_Goal_:
Reproduce all the entries exactly and keep the pictures out.

..........

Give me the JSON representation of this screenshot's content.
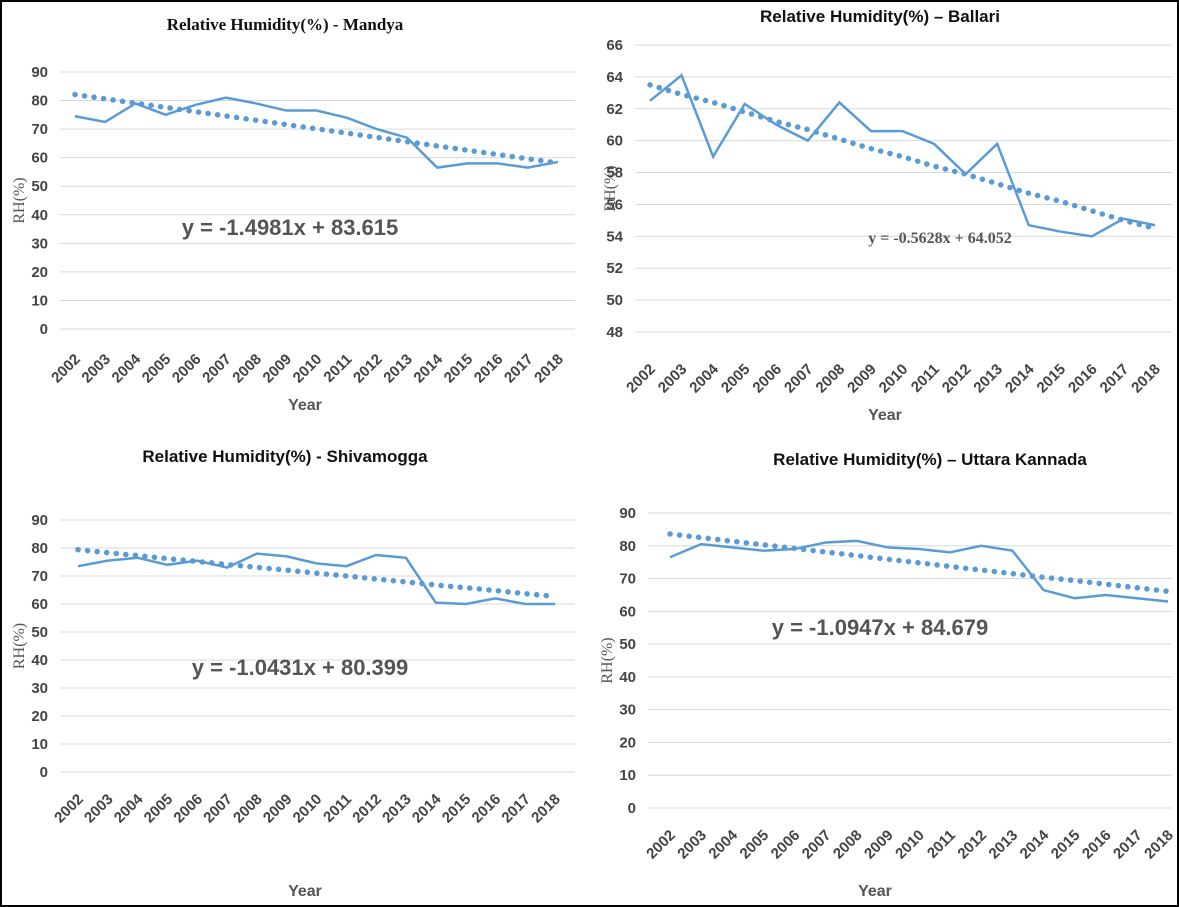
{
  "chart_data": [
    {
      "type": "line",
      "title": "Relative Humidity(%)  - Mandya",
      "x_label": "Year",
      "y_label": "RH(%)",
      "annotation": "y = -1.4981x + 83.615",
      "categories": [
        "2002",
        "2003",
        "2004",
        "2005",
        "2006",
        "2007",
        "2008",
        "2009",
        "2010",
        "2011",
        "2012",
        "2013",
        "2014",
        "2015",
        "2016",
        "2017",
        "2018"
      ],
      "series": [
        {
          "color": "#5b9bd5",
          "style": "solid",
          "values": [
            74.5,
            72.5,
            79,
            75,
            78.5,
            81,
            79,
            76.5,
            76.5,
            74,
            70,
            67,
            56.5,
            58,
            58,
            56.5,
            58.5
          ]
        },
        {
          "color": "#5b9bd5",
          "style": "dotted",
          "values": [
            82.1,
            80.6,
            79.1,
            77.6,
            76.1,
            74.6,
            73.1,
            71.6,
            70.1,
            68.6,
            67.1,
            65.6,
            64.1,
            62.6,
            61.1,
            59.6,
            58.1
          ]
        }
      ],
      "ylim": [
        0,
        90
      ],
      "yticks": [
        0,
        10,
        20,
        30,
        40,
        50,
        60,
        70,
        80,
        90
      ],
      "grid": true
    },
    {
      "type": "line",
      "title": "Relative Humidity(%) – Ballari",
      "x_label": "Year",
      "y_label": "RH(%)",
      "annotation": "y = -0.5628x + 64.052",
      "categories": [
        "2002",
        "2003",
        "2004",
        "2005",
        "2006",
        "2007",
        "2008",
        "2009",
        "2010",
        "2011",
        "2012",
        "2013",
        "2014",
        "2015",
        "2016",
        "2017",
        "2018"
      ],
      "series": [
        {
          "color": "#5b9bd5",
          "style": "solid",
          "values": [
            62.5,
            64.1,
            59,
            62.3,
            61,
            60,
            62.4,
            60.6,
            60.6,
            59.8,
            57.9,
            59.8,
            54.7,
            54.3,
            54,
            55.1,
            54.7
          ]
        },
        {
          "color": "#5b9bd5",
          "style": "dotted",
          "values": [
            63.5,
            62.9,
            62.4,
            61.8,
            61.2,
            60.7,
            60.1,
            59.5,
            59.0,
            58.4,
            57.9,
            57.3,
            56.7,
            56.2,
            55.6,
            55.0,
            54.5
          ]
        }
      ],
      "ylim": [
        48,
        66
      ],
      "yticks": [
        48,
        50,
        52,
        54,
        56,
        58,
        60,
        62,
        64,
        66
      ],
      "grid": true
    },
    {
      "type": "line",
      "title": "Relative Humidity(%) - Shivamogga",
      "x_label": "Year",
      "y_label": "RH(%)",
      "annotation": "y = -1.0431x + 80.399",
      "categories": [
        "2002",
        "2003",
        "2004",
        "2005",
        "2006",
        "2007",
        "2008",
        "2009",
        "2010",
        "2011",
        "2012",
        "2013",
        "2014",
        "2015",
        "2016",
        "2017",
        "2018"
      ],
      "series": [
        {
          "color": "#5b9bd5",
          "style": "solid",
          "values": [
            73.5,
            75.5,
            76.5,
            74,
            75.5,
            73,
            78,
            77,
            74.5,
            73.5,
            77.5,
            76.5,
            60.5,
            60,
            62,
            60,
            60
          ]
        },
        {
          "color": "#5b9bd5",
          "style": "dotted",
          "values": [
            79.4,
            78.3,
            77.3,
            76.2,
            75.2,
            74.1,
            73.1,
            72.1,
            71.0,
            70.0,
            68.9,
            67.9,
            66.8,
            65.8,
            64.8,
            63.7,
            62.7
          ]
        }
      ],
      "ylim": [
        0,
        90
      ],
      "yticks": [
        0,
        10,
        20,
        30,
        40,
        50,
        60,
        70,
        80,
        90
      ],
      "grid": true
    },
    {
      "type": "line",
      "title": "Relative Humidity(%) – Uttara Kannada",
      "x_label": "Year",
      "y_label": "RH(%)",
      "annotation": "y = -1.0947x + 84.679",
      "categories": [
        "2002",
        "2003",
        "2004",
        "2005",
        "2006",
        "2007",
        "2008",
        "2009",
        "2010",
        "2011",
        "2012",
        "2013",
        "2014",
        "2015",
        "2016",
        "2017",
        "2018"
      ],
      "series": [
        {
          "color": "#5b9bd5",
          "style": "solid",
          "values": [
            76.5,
            80.5,
            79.5,
            78.5,
            79,
            81,
            81.5,
            79.5,
            79,
            78,
            80,
            78.5,
            66.5,
            64,
            65,
            64,
            63
          ]
        },
        {
          "color": "#5b9bd5",
          "style": "dotted",
          "values": [
            83.6,
            82.5,
            81.4,
            80.3,
            79.2,
            78.1,
            77.0,
            75.9,
            74.8,
            73.7,
            72.6,
            71.5,
            70.4,
            69.4,
            68.3,
            67.2,
            66.1
          ]
        }
      ],
      "ylim": [
        0,
        90
      ],
      "yticks": [
        0,
        10,
        20,
        30,
        40,
        50,
        60,
        70,
        80,
        90
      ],
      "grid": true
    }
  ]
}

..........

_Right answer_:
Give me the JSON representation of this screenshot's content.
{
  "chart_data": [
    {
      "type": "line",
      "title": "Relative Humidity(%)  - Mandya",
      "x_label": "Year",
      "y_label": "RH(%)",
      "annotation": "y = -1.4981x + 83.615",
      "categories": [
        "2002",
        "2003",
        "2004",
        "2005",
        "2006",
        "2007",
        "2008",
        "2009",
        "2010",
        "2011",
        "2012",
        "2013",
        "2014",
        "2015",
        "2016",
        "2017",
        "2018"
      ],
      "series": [
        {
          "color": "#5b9bd5",
          "style": "solid",
          "values": [
            74.5,
            72.5,
            79,
            75,
            78.5,
            81,
            79,
            76.5,
            76.5,
            74,
            70,
            67,
            56.5,
            58,
            58,
            56.5,
            58.5
          ]
        },
        {
          "color": "#5b9bd5",
          "style": "dotted",
          "values": [
            82.1,
            80.6,
            79.1,
            77.6,
            76.1,
            74.6,
            73.1,
            71.6,
            70.1,
            68.6,
            67.1,
            65.6,
            64.1,
            62.6,
            61.1,
            59.6,
            58.1
          ]
        }
      ],
      "ylim": [
        0,
        90
      ],
      "yticks": [
        0,
        10,
        20,
        30,
        40,
        50,
        60,
        70,
        80,
        90
      ],
      "grid": true
    },
    {
      "type": "line",
      "title": "Relative Humidity(%) – Ballari",
      "x_label": "Year",
      "y_label": "RH(%)",
      "annotation": "y = -0.5628x + 64.052",
      "categories": [
        "2002",
        "2003",
        "2004",
        "2005",
        "2006",
        "2007",
        "2008",
        "2009",
        "2010",
        "2011",
        "2012",
        "2013",
        "2014",
        "2015",
        "2016",
        "2017",
        "2018"
      ],
      "series": [
        {
          "color": "#5b9bd5",
          "style": "solid",
          "values": [
            62.5,
            64.1,
            59,
            62.3,
            61,
            60,
            62.4,
            60.6,
            60.6,
            59.8,
            57.9,
            59.8,
            54.7,
            54.3,
            54,
            55.1,
            54.7
          ]
        },
        {
          "color": "#5b9bd5",
          "style": "dotted",
          "values": [
            63.5,
            62.9,
            62.4,
            61.8,
            61.2,
            60.7,
            60.1,
            59.5,
            59.0,
            58.4,
            57.9,
            57.3,
            56.7,
            56.2,
            55.6,
            55.0,
            54.5
          ]
        }
      ],
      "ylim": [
        48,
        66
      ],
      "yticks": [
        48,
        50,
        52,
        54,
        56,
        58,
        60,
        62,
        64,
        66
      ],
      "grid": true
    },
    {
      "type": "line",
      "title": "Relative Humidity(%) - Shivamogga",
      "x_label": "Year",
      "y_label": "RH(%)",
      "annotation": "y = -1.0431x + 80.399",
      "categories": [
        "2002",
        "2003",
        "2004",
        "2005",
        "2006",
        "2007",
        "2008",
        "2009",
        "2010",
        "2011",
        "2012",
        "2013",
        "2014",
        "2015",
        "2016",
        "2017",
        "2018"
      ],
      "series": [
        {
          "color": "#5b9bd5",
          "style": "solid",
          "values": [
            73.5,
            75.5,
            76.5,
            74,
            75.5,
            73,
            78,
            77,
            74.5,
            73.5,
            77.5,
            76.5,
            60.5,
            60,
            62,
            60,
            60
          ]
        },
        {
          "color": "#5b9bd5",
          "style": "dotted",
          "values": [
            79.4,
            78.3,
            77.3,
            76.2,
            75.2,
            74.1,
            73.1,
            72.1,
            71.0,
            70.0,
            68.9,
            67.9,
            66.8,
            65.8,
            64.8,
            63.7,
            62.7
          ]
        }
      ],
      "ylim": [
        0,
        90
      ],
      "yticks": [
        0,
        10,
        20,
        30,
        40,
        50,
        60,
        70,
        80,
        90
      ],
      "grid": true
    },
    {
      "type": "line",
      "title": "Relative Humidity(%) – Uttara Kannada",
      "x_label": "Year",
      "y_label": "RH(%)",
      "annotation": "y = -1.0947x + 84.679",
      "categories": [
        "2002",
        "2003",
        "2004",
        "2005",
        "2006",
        "2007",
        "2008",
        "2009",
        "2010",
        "2011",
        "2012",
        "2013",
        "2014",
        "2015",
        "2016",
        "2017",
        "2018"
      ],
      "series": [
        {
          "color": "#5b9bd5",
          "style": "solid",
          "values": [
            76.5,
            80.5,
            79.5,
            78.5,
            79,
            81,
            81.5,
            79.5,
            79,
            78,
            80,
            78.5,
            66.5,
            64,
            65,
            64,
            63
          ]
        },
        {
          "color": "#5b9bd5",
          "style": "dotted",
          "values": [
            83.6,
            82.5,
            81.4,
            80.3,
            79.2,
            78.1,
            77.0,
            75.9,
            74.8,
            73.7,
            72.6,
            71.5,
            70.4,
            69.4,
            68.3,
            67.2,
            66.1
          ]
        }
      ],
      "ylim": [
        0,
        90
      ],
      "yticks": [
        0,
        10,
        20,
        30,
        40,
        50,
        60,
        70,
        80,
        90
      ],
      "grid": true
    }
  ]
}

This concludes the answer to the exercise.